• [Dataset rows]:
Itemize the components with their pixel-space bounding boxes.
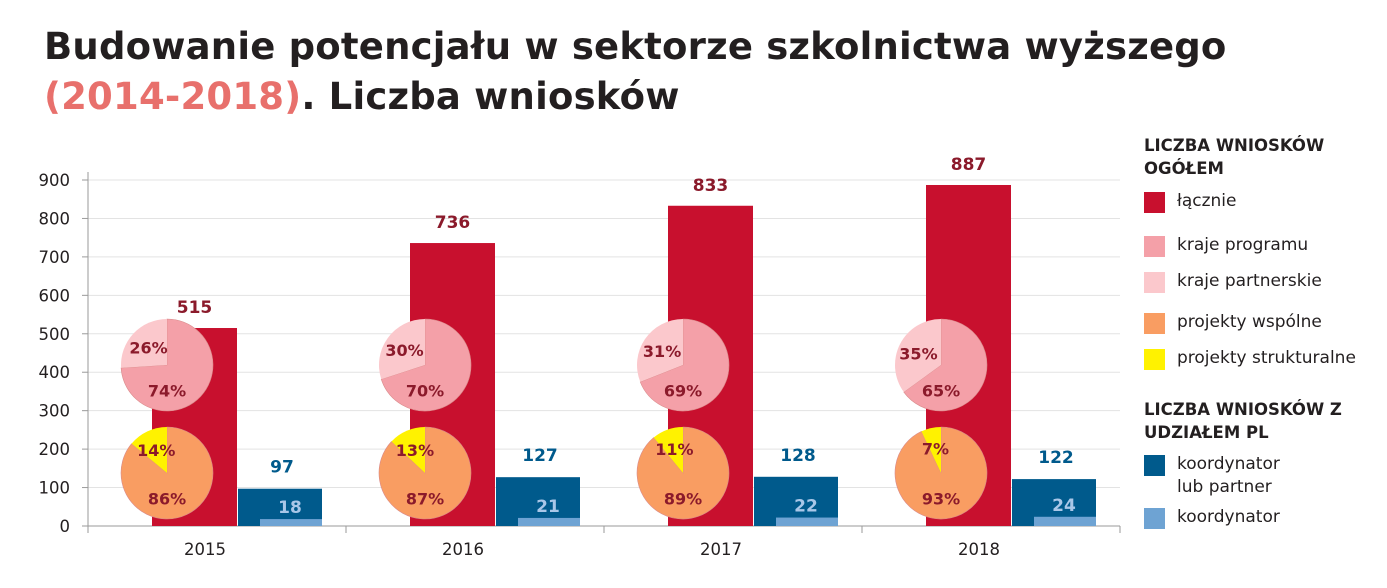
legend-label-program-countries: kraje programu <box>1177 235 1309 255</box>
y-tick-label: 100 <box>39 479 71 498</box>
pie-program-2015 <box>120 318 214 412</box>
pie-program-2018 <box>903 318 988 412</box>
legend-label-joint-projects: projekty wspólne <box>1177 312 1322 332</box>
bar-pl-any-2016 <box>496 477 580 526</box>
legend-item-total: łącznie <box>1144 190 1236 213</box>
y-tick-label: 700 <box>39 248 71 267</box>
title-line-1: Budowanie potencjału w sektorze szkolnic… <box>44 25 1227 68</box>
pie-program-2015-label: 74% <box>148 381 186 400</box>
bar-pl-coordinator-label-2015: 18 <box>278 498 302 518</box>
bar-pl-any-label-2015: 97 <box>270 458 294 478</box>
legend-swatch-structural-projects <box>1144 349 1165 370</box>
x-tick-label-2017: 2017 <box>700 540 742 559</box>
chart-title: Budowanie potencjału w sektorze szkolnic… <box>44 22 1227 122</box>
legend-item-joint-projects: projekty wspólne <box>1144 311 1322 334</box>
title-line-2: (2014-2018). Liczba wniosków <box>44 72 1227 122</box>
y-tick-label: 800 <box>39 209 71 228</box>
legend-label-pl-coordinator: koordynator <box>1177 507 1280 527</box>
legend-swatch-joint-projects <box>1144 313 1165 334</box>
pie-partner-2015-label: 26% <box>129 339 167 358</box>
legend-label-structural-projects: projekty strukturalne <box>1177 348 1356 368</box>
legend-swatch-total <box>1144 192 1165 213</box>
legend: LICZBA WNIOSKÓW OGÓŁEM łącznie kraje pro… <box>1144 134 1384 529</box>
bar-pl-coordinator-2018 <box>1034 516 1096 526</box>
bar-pl-coordinator-label-2018: 24 <box>1052 496 1076 516</box>
legend-label-partner-countries: kraje partnerskie <box>1177 271 1322 291</box>
bar-pl-coordinator-label-2016: 21 <box>536 497 560 517</box>
legend-label-total: łącznie <box>1177 191 1237 211</box>
legend-item-pl-coordinator: koordynator <box>1144 506 1280 529</box>
pie-structural-2016 <box>391 427 425 473</box>
pie-structural-2018 <box>921 426 941 473</box>
legend-swatch-pl-any <box>1144 455 1165 476</box>
pie-partner-2017 <box>637 319 683 382</box>
legend-item-pl-any: koordynator lub partner <box>1144 453 1280 499</box>
pie-program-2017-label: 69% <box>664 381 702 400</box>
pie-partner-2017-label: 31% <box>643 342 681 361</box>
x-tick-label-2016: 2016 <box>442 540 484 559</box>
legend-swatch-program-countries <box>1144 236 1165 257</box>
pie-structural-2015 <box>131 427 167 473</box>
bar-pl-coordinator-2015 <box>260 519 322 526</box>
bar-total-label-2016: 736 <box>435 213 471 233</box>
title-rest: . Liczba wniosków <box>301 75 680 118</box>
pie-program-2016-label: 70% <box>406 381 444 400</box>
pie-joint-2016-label: 87% <box>406 489 444 508</box>
pie-joint-2017-label: 89% <box>664 489 702 508</box>
y-tick-label: 400 <box>39 363 71 382</box>
legend-heading-total: LICZBA WNIOSKÓW OGÓŁEM <box>1144 136 1325 178</box>
legend-heading-pl: LICZBA WNIOSKÓW Z UDZIAŁEM PL <box>1144 400 1342 442</box>
y-tick-label: 900 <box>39 171 71 190</box>
title-years: (2014-2018) <box>44 75 302 118</box>
x-tick-label-2015: 2015 <box>184 540 226 559</box>
pie-partner-2016-label: 30% <box>385 341 423 360</box>
y-tick-label: 600 <box>39 286 71 305</box>
pie-joint-2016 <box>378 426 472 520</box>
pie-program-2017 <box>639 318 730 412</box>
pie-joint-2017 <box>636 426 730 520</box>
pie-joint-2015 <box>120 426 214 520</box>
y-tick-label: 500 <box>39 325 71 344</box>
legend-swatch-pl-coordinator <box>1144 508 1165 529</box>
bar-pl-any-label-2017: 128 <box>780 446 816 466</box>
legend-item-structural-projects: projekty strukturalne <box>1144 347 1356 370</box>
bar-pl-coordinator-2017 <box>776 517 838 526</box>
pie-joint-2018-label: 93% <box>922 489 960 508</box>
pie-structural-2017 <box>653 427 683 473</box>
pie-program-2016 <box>380 318 472 412</box>
bar-pl-any-label-2016: 127 <box>522 446 558 466</box>
pie-joint-2015-label: 86% <box>148 489 186 508</box>
bar-pl-coordinator-label-2017: 22 <box>794 497 818 517</box>
pie-partner-2018 <box>895 319 941 393</box>
y-tick-label: 200 <box>39 440 71 459</box>
bar-pl-any-label-2018: 122 <box>1038 448 1074 468</box>
pie-structural-2015-label: 14% <box>137 441 175 460</box>
legend-swatch-partner-countries <box>1144 272 1165 293</box>
pie-partner-2018-label: 35% <box>899 345 937 364</box>
bar-total-label-2015: 515 <box>177 298 213 318</box>
x-tick-label-2018: 2018 <box>958 540 1000 559</box>
pie-structural-2016-label: 13% <box>396 441 434 460</box>
pie-structural-2018-label: 7% <box>922 439 949 458</box>
pie-structural-2017-label: 11% <box>655 440 693 459</box>
bar-total-label-2018: 887 <box>951 155 987 175</box>
pie-joint-2018 <box>894 426 988 520</box>
pie-partner-2016 <box>379 319 425 380</box>
legend-item-program-countries: kraje programu <box>1144 234 1308 257</box>
bar-total-label-2017: 833 <box>693 176 729 196</box>
pie-program-2018-label: 65% <box>922 381 960 400</box>
y-tick-label: 0 <box>60 517 71 536</box>
y-tick-label: 300 <box>39 402 71 421</box>
bar-pl-coordinator-2016 <box>518 517 580 526</box>
legend-item-partner-countries: kraje partnerskie <box>1144 270 1322 293</box>
pie-partner-2015 <box>120 319 167 368</box>
legend-label-pl-any: koordynator lub partner <box>1177 454 1280 497</box>
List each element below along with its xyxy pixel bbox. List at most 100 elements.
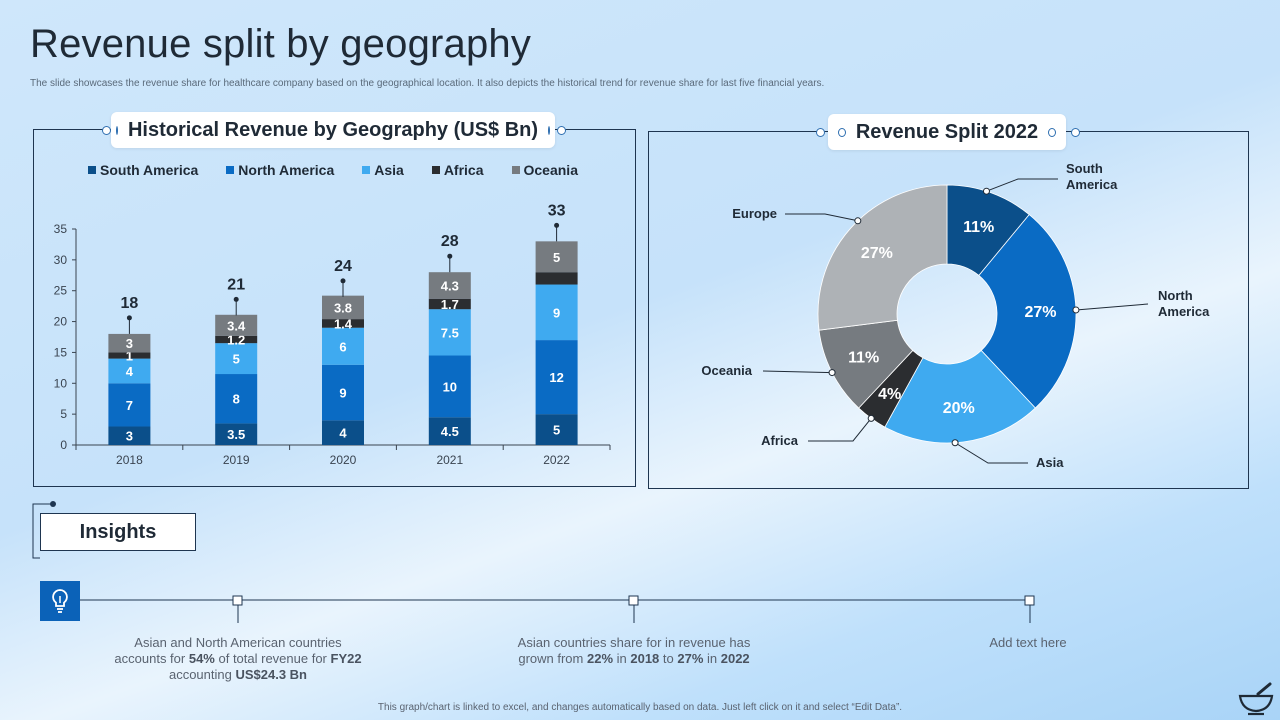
legend-swatch — [226, 166, 235, 174]
total-marker — [340, 278, 346, 284]
bar-data-label: 3.4 — [227, 318, 246, 333]
bar-segment-north-america — [428, 355, 471, 418]
bar-data-label: 3.8 — [334, 300, 352, 315]
bar-segment-north-america — [322, 364, 364, 421]
x-tick-label: 2020 — [330, 453, 357, 467]
callout-marker — [867, 414, 875, 422]
panel-dot-icon — [816, 128, 825, 137]
bar-segment-south-america — [322, 420, 364, 445]
bar-segment-south-america — [215, 423, 258, 445]
legend-swatch — [362, 166, 371, 174]
legend-item-north-america[interactable]: North America — [226, 162, 334, 178]
bar-data-label: 1 — [126, 349, 133, 364]
bar-data-label: 4.3 — [441, 278, 459, 293]
title-dot-icon — [838, 127, 846, 137]
insights-heading: Insights — [40, 513, 196, 551]
mortar-pestle-icon — [1238, 682, 1274, 716]
y-tick-label: 10 — [54, 376, 68, 390]
callout-line — [785, 213, 858, 222]
title-dot-icon — [548, 125, 551, 135]
bar-segment-asia — [108, 358, 151, 384]
legend-item-africa[interactable]: Africa — [431, 162, 484, 178]
callout-line — [762, 370, 833, 374]
legend-item-asia[interactable]: Asia — [362, 162, 404, 178]
callout-line — [954, 442, 1028, 464]
title-dot-icon — [1048, 127, 1056, 137]
bar-segment-oceania — [322, 295, 364, 320]
footnote: This graph/chart is linked to excel, and… — [377, 702, 903, 713]
bar-data-label: 8 — [233, 392, 240, 407]
y-tick-label: 15 — [54, 345, 68, 359]
bar-chart-legend: South America North America Asia Africa … — [88, 162, 578, 178]
y-tick-label: 5 — [60, 407, 67, 421]
legend-item-south-america[interactable]: South America — [88, 162, 198, 178]
donut-slice-europe — [817, 184, 948, 331]
donut-slice-north-america — [978, 214, 1077, 409]
insight-1: Asian and North American countries accou… — [114, 635, 362, 682]
bar-data-label: 3.5 — [227, 427, 245, 442]
callout-label: Oceania — [701, 363, 752, 378]
legend-swatch — [511, 166, 520, 174]
total-marker — [126, 315, 132, 321]
bar-data-label: 5 — [553, 423, 560, 438]
total-marker — [554, 222, 560, 228]
bar-segment-africa — [322, 319, 364, 328]
bar-total-label: 28 — [441, 233, 459, 250]
page-title: Revenue split by geography — [30, 22, 532, 66]
bar-segment-africa — [215, 335, 258, 344]
x-tick-label: 2018 — [116, 453, 143, 467]
bar-segment-africa — [428, 298, 471, 310]
bar-segment-africa — [108, 352, 151, 359]
donut-data-label: 27% — [861, 245, 893, 262]
bar-segment-asia — [428, 309, 471, 356]
callout-marker — [1072, 306, 1080, 314]
bar-data-label: 4 — [126, 364, 134, 379]
y-tick-label: 0 — [60, 438, 67, 452]
bar-segment-north-america — [108, 383, 151, 427]
bar-segment-north-america — [535, 340, 578, 415]
legend-swatch — [88, 166, 96, 174]
bar-total-label: 18 — [121, 295, 139, 312]
callout-line — [986, 178, 1058, 192]
legend-item-oceania[interactable]: Oceania — [511, 162, 578, 178]
donut-data-label: 4% — [878, 386, 901, 403]
bar-segment-north-america — [215, 374, 258, 424]
bar-segment-oceania — [108, 333, 151, 353]
callout-line — [1075, 303, 1149, 311]
bar-data-label: 7.5 — [441, 325, 459, 340]
bar-segment-south-america — [428, 417, 471, 445]
bar-data-label: 6 — [339, 339, 346, 354]
bar-segment-south-america — [535, 414, 578, 445]
bar-data-label: 3 — [126, 336, 133, 351]
total-marker — [233, 296, 239, 302]
bar-segment-south-america — [108, 426, 151, 445]
bar-segment-asia — [322, 327, 364, 365]
insight-3[interactable]: Add text here — [989, 635, 1067, 650]
donut-data-label: 11% — [963, 219, 994, 236]
donut-slice-asia — [884, 349, 1036, 444]
bar-data-label: 5 — [233, 352, 240, 367]
y-tick-label: 35 — [54, 222, 68, 236]
bar-segment-oceania — [428, 272, 471, 299]
donut-data-label: 20% — [943, 400, 975, 417]
page-subtitle: The slide showcases the revenue share fo… — [30, 78, 825, 89]
bar-data-label: 4.5 — [441, 424, 459, 439]
legend-swatch — [431, 166, 440, 174]
bar-chart-title-text: Historical Revenue by Geography (US$ Bn) — [127, 118, 539, 141]
panel-dot-icon — [102, 126, 111, 135]
bar-segment-oceania — [215, 314, 258, 336]
bar-data-label: 10 — [443, 379, 457, 394]
insights-connector — [32, 501, 1035, 623]
bar-data-label: 9 — [553, 305, 560, 320]
x-tick-label: 2021 — [436, 453, 463, 467]
callout-label: Europe — [732, 206, 777, 221]
donut-chart: 11% South America 27% North America 20% Asia 4% A… — [701, 161, 1210, 470]
bar-segment-africa — [535, 272, 578, 285]
y-tick-label: 25 — [54, 284, 68, 298]
callout-marker — [854, 217, 862, 225]
bar-data-label: 12 — [549, 370, 563, 385]
total-marker — [447, 253, 453, 259]
donut-chart-title: Revenue Split 2022 — [828, 114, 1066, 150]
bar-segment-oceania — [535, 241, 578, 273]
panel-dot-icon — [557, 126, 566, 135]
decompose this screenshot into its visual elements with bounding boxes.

• [Your instructions]: Rewrite the stretch of the records from the line containing "legend-label-program-countries: kraje programu" through the line containing "x-tick-label-2016: 2016 <box>442", substituting "legend-marker" for every "legend-swatch" and leaving everything else unchanged.

• [Task answer]:
legend-label-program-countries: kraje programu <box>1177 235 1309 255</box>
y-tick-label: 100 <box>39 479 71 498</box>
pie-program-2015 <box>120 318 214 412</box>
pie-program-2018 <box>903 318 988 412</box>
legend-label-joint-projects: projekty wspólne <box>1177 312 1322 332</box>
bar-pl-any-2016 <box>496 477 580 526</box>
legend-item-total: łącznie <box>1144 190 1236 213</box>
y-tick-label: 700 <box>39 248 71 267</box>
title-line-1: Budowanie potencjału w sektorze szkolnic… <box>44 25 1227 68</box>
pie-program-2015-label: 74% <box>148 381 186 400</box>
bar-pl-coordinator-label-2015: 18 <box>278 498 302 518</box>
bar-pl-any-label-2015: 97 <box>270 458 294 478</box>
legend-marker-structural-projects <box>1144 349 1165 370</box>
x-tick-label-2017: 2017 <box>700 540 742 559</box>
chart-title: Budowanie potencjału w sektorze szkolnic… <box>44 22 1227 122</box>
legend-item-joint-projects: projekty wspólne <box>1144 311 1322 334</box>
title-line-2: (2014-2018). Liczba wniosków <box>44 72 1227 122</box>
y-tick-label: 800 <box>39 209 71 228</box>
legend-label-pl-coordinator: koordynator <box>1177 507 1280 527</box>
legend-marker-joint-projects <box>1144 313 1165 334</box>
pie-partner-2015-label: 26% <box>129 339 167 358</box>
legend-label-structural-projects: projekty strukturalne <box>1177 348 1356 368</box>
legend-marker-total <box>1144 192 1165 213</box>
legend: LICZBA WNIOSKÓW OGÓŁEM łącznie kraje pro… <box>1144 134 1384 529</box>
bar-pl-coordinator-2018 <box>1034 516 1096 526</box>
bar-pl-coordinator-label-2018: 24 <box>1052 496 1076 516</box>
legend-label-partner-countries: kraje partnerskie <box>1177 271 1322 291</box>
bar-pl-coordinator-label-2016: 21 <box>536 497 560 517</box>
legend-label-total: łącznie <box>1177 191 1237 211</box>
legend-item-pl-coordinator: koordynator <box>1144 506 1280 529</box>
pie-structural-2016 <box>391 427 425 473</box>
pie-structural-2018 <box>921 426 941 473</box>
legend-marker-pl-any <box>1144 455 1165 476</box>
pie-partner-2017 <box>637 319 683 382</box>
legend-item-pl-any: koordynator lub partner <box>1144 453 1280 499</box>
pie-program-2017-label: 69% <box>664 381 702 400</box>
pie-partner-2017-label: 31% <box>643 342 681 361</box>
x-tick-label-2016: 2016 <box>442 540 484 559</box>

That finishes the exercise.